-- Start Data to use --
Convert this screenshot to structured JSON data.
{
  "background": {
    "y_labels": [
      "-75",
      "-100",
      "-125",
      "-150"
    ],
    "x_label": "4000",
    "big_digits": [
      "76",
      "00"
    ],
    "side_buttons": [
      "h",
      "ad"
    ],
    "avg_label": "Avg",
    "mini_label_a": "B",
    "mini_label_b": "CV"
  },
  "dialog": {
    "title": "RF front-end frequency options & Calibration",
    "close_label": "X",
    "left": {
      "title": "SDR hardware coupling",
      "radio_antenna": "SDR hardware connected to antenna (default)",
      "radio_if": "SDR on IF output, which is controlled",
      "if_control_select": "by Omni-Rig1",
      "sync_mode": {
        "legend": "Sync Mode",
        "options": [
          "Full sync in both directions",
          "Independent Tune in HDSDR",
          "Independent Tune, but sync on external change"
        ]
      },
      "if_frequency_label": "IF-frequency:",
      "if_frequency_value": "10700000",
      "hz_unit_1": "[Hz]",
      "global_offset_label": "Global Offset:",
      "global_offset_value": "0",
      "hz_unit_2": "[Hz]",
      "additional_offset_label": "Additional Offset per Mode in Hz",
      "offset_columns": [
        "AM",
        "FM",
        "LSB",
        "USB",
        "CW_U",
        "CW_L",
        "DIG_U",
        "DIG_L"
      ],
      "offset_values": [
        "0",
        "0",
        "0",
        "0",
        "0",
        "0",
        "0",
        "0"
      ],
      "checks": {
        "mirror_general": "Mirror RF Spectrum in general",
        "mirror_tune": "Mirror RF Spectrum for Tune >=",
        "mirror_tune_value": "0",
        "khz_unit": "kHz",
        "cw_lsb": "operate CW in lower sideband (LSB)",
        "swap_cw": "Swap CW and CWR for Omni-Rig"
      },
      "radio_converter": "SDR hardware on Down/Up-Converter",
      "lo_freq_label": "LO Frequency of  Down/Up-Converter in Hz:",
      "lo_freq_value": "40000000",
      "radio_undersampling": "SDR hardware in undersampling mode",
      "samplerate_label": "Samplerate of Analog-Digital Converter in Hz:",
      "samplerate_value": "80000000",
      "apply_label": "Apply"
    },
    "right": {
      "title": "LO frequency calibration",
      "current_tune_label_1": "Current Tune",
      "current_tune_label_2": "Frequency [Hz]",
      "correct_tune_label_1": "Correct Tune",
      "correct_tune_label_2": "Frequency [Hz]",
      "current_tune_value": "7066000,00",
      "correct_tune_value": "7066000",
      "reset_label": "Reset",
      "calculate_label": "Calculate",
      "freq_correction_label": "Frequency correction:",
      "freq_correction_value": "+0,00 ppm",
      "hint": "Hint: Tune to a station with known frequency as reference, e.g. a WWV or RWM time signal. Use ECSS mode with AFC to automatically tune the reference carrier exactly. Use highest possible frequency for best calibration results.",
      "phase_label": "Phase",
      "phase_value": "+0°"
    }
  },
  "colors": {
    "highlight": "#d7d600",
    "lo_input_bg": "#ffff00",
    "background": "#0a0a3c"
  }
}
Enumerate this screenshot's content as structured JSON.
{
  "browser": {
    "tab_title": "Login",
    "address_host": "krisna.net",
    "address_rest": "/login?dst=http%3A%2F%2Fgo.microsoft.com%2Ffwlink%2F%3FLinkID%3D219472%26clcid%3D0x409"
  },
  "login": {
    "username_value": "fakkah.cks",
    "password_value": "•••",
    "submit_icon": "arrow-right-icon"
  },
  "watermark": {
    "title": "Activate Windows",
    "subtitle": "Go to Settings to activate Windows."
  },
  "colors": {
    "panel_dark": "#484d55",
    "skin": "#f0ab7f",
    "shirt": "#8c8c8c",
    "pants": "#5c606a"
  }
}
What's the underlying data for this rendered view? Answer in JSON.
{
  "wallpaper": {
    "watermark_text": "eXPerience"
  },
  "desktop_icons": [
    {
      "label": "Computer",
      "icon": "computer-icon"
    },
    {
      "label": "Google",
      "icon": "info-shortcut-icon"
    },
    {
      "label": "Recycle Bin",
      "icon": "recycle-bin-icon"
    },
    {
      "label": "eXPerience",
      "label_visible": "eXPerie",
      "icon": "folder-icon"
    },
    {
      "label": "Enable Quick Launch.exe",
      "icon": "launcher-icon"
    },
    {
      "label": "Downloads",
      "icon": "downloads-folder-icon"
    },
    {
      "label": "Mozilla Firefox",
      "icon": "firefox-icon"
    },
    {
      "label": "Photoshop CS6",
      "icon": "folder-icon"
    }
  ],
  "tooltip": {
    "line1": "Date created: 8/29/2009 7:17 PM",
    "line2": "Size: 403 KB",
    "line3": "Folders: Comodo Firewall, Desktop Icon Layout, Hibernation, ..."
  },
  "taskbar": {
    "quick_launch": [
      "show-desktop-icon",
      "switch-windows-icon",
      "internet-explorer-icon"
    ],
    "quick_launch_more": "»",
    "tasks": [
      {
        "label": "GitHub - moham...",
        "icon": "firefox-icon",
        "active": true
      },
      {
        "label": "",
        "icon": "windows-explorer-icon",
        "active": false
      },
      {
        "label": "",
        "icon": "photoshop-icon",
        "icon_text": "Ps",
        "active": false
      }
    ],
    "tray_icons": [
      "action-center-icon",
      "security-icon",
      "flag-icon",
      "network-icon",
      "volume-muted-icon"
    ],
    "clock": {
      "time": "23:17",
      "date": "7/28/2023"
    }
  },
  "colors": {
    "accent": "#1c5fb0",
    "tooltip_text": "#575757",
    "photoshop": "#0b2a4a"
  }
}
-- End Data to use --
* **Required work**: Output all of the material, please, exactly as it stands.

* **Exercise response**:
Convert this screenshot to structured JSON data.
{
  "background": {
    "y_labels": [
      "-75",
      "-100",
      "-125",
      "-150"
    ],
    "x_label": "4000",
    "big_digits": [
      "76",
      "00"
    ],
    "side_buttons": [
      "h",
      "ad"
    ],
    "avg_label": "Avg",
    "mini_label_a": "B",
    "mini_label_b": "CV"
  },
  "dialog": {
    "title": "RF front-end frequency options & Calibration",
    "close_label": "X",
    "left": {
      "title": "SDR hardware coupling",
      "radio_antenna": "SDR hardware connected to antenna (default)",
      "radio_if": "SDR on IF output, which is controlled",
      "if_control_select": "by Omni-Rig1",
      "sync_mode": {
        "legend": "Sync Mode",
        "options": [
          "Full sync in both directions",
          "Independent Tune in HDSDR",
          "Independent Tune, but sync on external change"
        ]
      },
      "if_frequency_label": "IF-frequency:",
      "if_frequency_value": "10700000",
      "hz_unit_1": "[Hz]",
      "global_offset_label": "Global Offset:",
      "global_offset_value": "0",
      "hz_unit_2": "[Hz]",
      "additional_offset_label": "Additional Offset per Mode in Hz",
      "offset_columns": [
        "AM",
        "FM",
        "LSB",
        "USB",
        "CW_U",
        "CW_L",
        "DIG_U",
        "DIG_L"
      ],
      "offset_values": [
        "0",
        "0",
        "0",
        "0",
        "0",
        "0",
        "0",
        "0"
      ],
      "checks": {
        "mirror_general": "Mirror RF Spectrum in general",
        "mirror_tune": "Mirror RF Spectrum for Tune >=",
        "mirror_tune_value": "0",
        "khz_unit": "kHz",
        "cw_lsb": "operate CW in lower sideband (LSB)",
        "swap_cw": "Swap CW and CWR for Omni-Rig"
      },
      "radio_converter": "SDR hardware on Down/Up-Converter",
      "lo_freq_label": "LO Frequency of  Down/Up-Converter in Hz:",
      "lo_freq_value": "40000000",
      "radio_undersampling": "SDR hardware in undersampling mode",
      "samplerate_label": "Samplerate of Analog-Digital Converter in Hz:",
      "samplerate_value": "80000000",
      "apply_label": "Apply"
    },
    "right": {
      "title": "LO frequency calibration",
      "current_tune_label_1": "Current Tune",
      "current_tune_label_2": "Frequency [Hz]",
      "correct_tune_label_1": "Correct Tune",
      "correct_tune_label_2": "Frequency [Hz]",
      "current_tune_value": "7066000,00",
      "correct_tune_value": "7066000",
      "reset_label": "Reset",
      "calculate_label": "Calculate",
      "freq_correction_label": "Frequency correction:",
      "freq_correction_value": "+0,00 ppm",
      "hint": "Hint: Tune to a station with known frequency as reference, e.g. a WWV or RWM time signal. Use ECSS mode with AFC to automatically tune the reference carrier exactly. Use highest possible frequency for best calibration results.",
      "phase_label": "Phase",
      "phase_value": "+0°"
    }
  },
  "colors": {
    "highlight": "#d7d600",
    "lo_input_bg": "#ffff00",
    "background": "#0a0a3c"
  }
}
Enumerate this screenshot's content as structured JSON.
{
  "browser": {
    "tab_title": "Login",
    "address_host": "krisna.net",
    "address_rest": "/login?dst=http%3A%2F%2Fgo.microsoft.com%2Ffwlink%2F%3FLinkID%3D219472%26clcid%3D0x409"
  },
  "login": {
    "username_value": "fakkah.cks",
    "password_value": "•••",
    "submit_icon": "arrow-right-icon"
  },
  "watermark": {
    "title": "Activate Windows",
    "subtitle": "Go to Settings to activate Windows."
  },
  "colors": {
    "panel_dark": "#484d55",
    "skin": "#f0ab7f",
    "shirt": "#8c8c8c",
    "pants": "#5c606a"
  }
}
What's the underlying data for this rendered view? Answer in JSON.
{
  "wallpaper": {
    "watermark_text": "eXPerience"
  },
  "desktop_icons": [
    {
      "label": "Computer",
      "icon": "computer-icon"
    },
    {
      "label": "Google",
      "icon": "info-shortcut-icon"
    },
    {
      "label": "Recycle Bin",
      "icon": "recycle-bin-icon"
    },
    {
      "label": "eXPerience",
      "label_visible": "eXPerie",
      "icon": "folder-icon"
    },
    {
      "label": "Enable Quick Launch.exe",
      "icon": "launcher-icon"
    },
    {
      "label": "Downloads",
      "icon": "downloads-folder-icon"
    },
    {
      "label": "Mozilla Firefox",
      "icon": "firefox-icon"
    },
    {
      "label": "Photoshop CS6",
      "icon": "folder-icon"
    }
  ],
  "tooltip": {
    "line1": "Date created: 8/29/2009 7:17 PM",
    "line2": "Size: 403 KB",
    "line3": "Folders: Comodo Firewall, Desktop Icon Layout, Hibernation, ..."
  },
  "taskbar": {
    "quick_launch": [
      "show-desktop-icon",
      "switch-windows-icon",
      "internet-explorer-icon"
    ],
    "quick_launch_more": "»",
    "tasks": [
      {
        "label": "GitHub - moham...",
        "icon": "firefox-icon",
        "active": true
      },
      {
        "label": "",
        "icon": "windows-explorer-icon",
        "active": false
      },
      {
        "label": "",
        "icon": "photoshop-icon",
        "icon_text": "Ps",
        "active": false
      }
    ],
    "tray_icons": [
      "action-center-icon",
      "security-icon",
      "flag-icon",
      "network-icon",
      "volume-muted-icon"
    ],
    "clock": {
      "time": "23:17",
      "date": "7/28/2023"
    }
  },
  "colors": {
    "accent": "#1c5fb0",
    "tooltip_text": "#575757",
    "photoshop": "#0b2a4a"
  }
}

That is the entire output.